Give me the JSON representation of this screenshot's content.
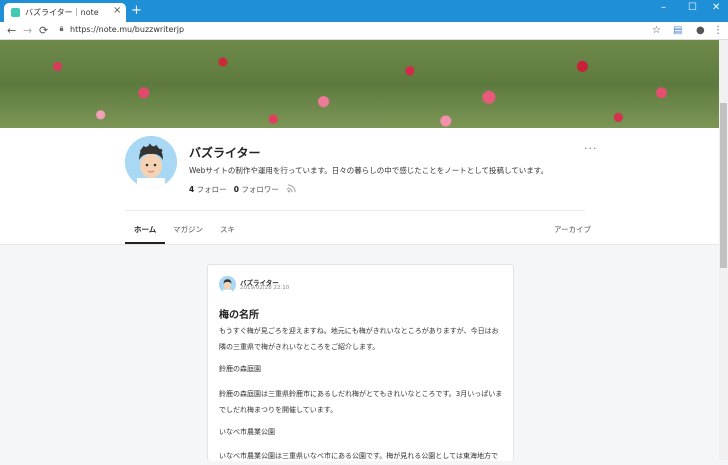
{
  "browser": {
    "tab_title": "バズライター｜note",
    "tab_close": "×",
    "new_tab": "+",
    "url": "https://note.mu/buzzwriterjp",
    "window_controls": {
      "minimize": "–",
      "maximize": "☐",
      "close": "✕"
    },
    "nav": {
      "back": "←",
      "forward": "→",
      "reload": "⟳"
    },
    "toolbar_icons": {
      "bookmark": "☆",
      "extension": "▤",
      "account": "●",
      "menu": "⋮"
    }
  },
  "profile": {
    "name": "バズライター",
    "description": "Webサイトの制作や運用を行っています。日々の暮らしの中で感じたことをノートとして投稿しています。",
    "follow_count": "4",
    "follow_label": "フォロー",
    "follower_count": "0",
    "follower_label": "フォロワー",
    "separator": "·",
    "more": "···"
  },
  "nav_tabs": {
    "home": "ホーム",
    "magazine": "マガジン",
    "likes": "スキ",
    "archive": "アーカイブ"
  },
  "article": {
    "author": "バズライター",
    "date": "2019/02/28 22:10",
    "title": "梅の名所",
    "paragraphs": [
      "もうすぐ梅が見ごろを迎えますね。地元にも梅がきれいなところがありますが、今日はお隣の三重県で梅がきれいなところをご紹介します。",
      "鈴鹿の森庭園",
      "鈴鹿の森庭園は三重県鈴鹿市にあるしだれ梅がとてもきれいなところです。3月いっぱいまでしだれ梅まつりを開催しています。",
      "いなべ市農業公園",
      "いなべ市農業公園は三重県いなべ市にある公園です。梅が見れる公園としては東海地方で"
    ]
  },
  "colors": {
    "titlebar": "#1f8fd8",
    "avatar_bg": "#a9d8f5",
    "favicon": "#41c9b4"
  }
}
━━━━━━━━━━
Every line of text is to be repeated exactly; pictures are left out.

Give me the JSON representation of this screenshot's content.
{
  "browser": {
    "tab_title": "バズライター｜note",
    "tab_close": "×",
    "new_tab": "+",
    "url": "https://note.mu/buzzwriterjp",
    "window_controls": {
      "minimize": "–",
      "maximize": "☐",
      "close": "✕"
    },
    "nav": {
      "back": "←",
      "forward": "→",
      "reload": "⟳"
    },
    "toolbar_icons": {
      "bookmark": "☆",
      "extension": "▤",
      "account": "●",
      "menu": "⋮"
    }
  },
  "profile": {
    "name": "バズライター",
    "description": "Webサイトの制作や運用を行っています。日々の暮らしの中で感じたことをノートとして投稿しています。",
    "follow_count": "4",
    "follow_label": "フォロー",
    "follower_count": "0",
    "follower_label": "フォロワー",
    "separator": "·",
    "more": "···"
  },
  "nav_tabs": {
    "home": "ホーム",
    "magazine": "マガジン",
    "likes": "スキ",
    "archive": "アーカイブ"
  },
  "article": {
    "author": "バズライター",
    "date": "2019/02/28 22:10",
    "title": "梅の名所",
    "paragraphs": [
      "もうすぐ梅が見ごろを迎えますね。地元にも梅がきれいなところがありますが、今日はお隣の三重県で梅がきれいなところをご紹介します。",
      "鈴鹿の森庭園",
      "鈴鹿の森庭園は三重県鈴鹿市にあるしだれ梅がとてもきれいなところです。3月いっぱいまでしだれ梅まつりを開催しています。",
      "いなべ市農業公園",
      "いなべ市農業公園は三重県いなべ市にある公園です。梅が見れる公園としては東海地方で"
    ]
  },
  "colors": {
    "titlebar": "#1f8fd8",
    "avatar_bg": "#a9d8f5",
    "favicon": "#41c9b4"
  }
}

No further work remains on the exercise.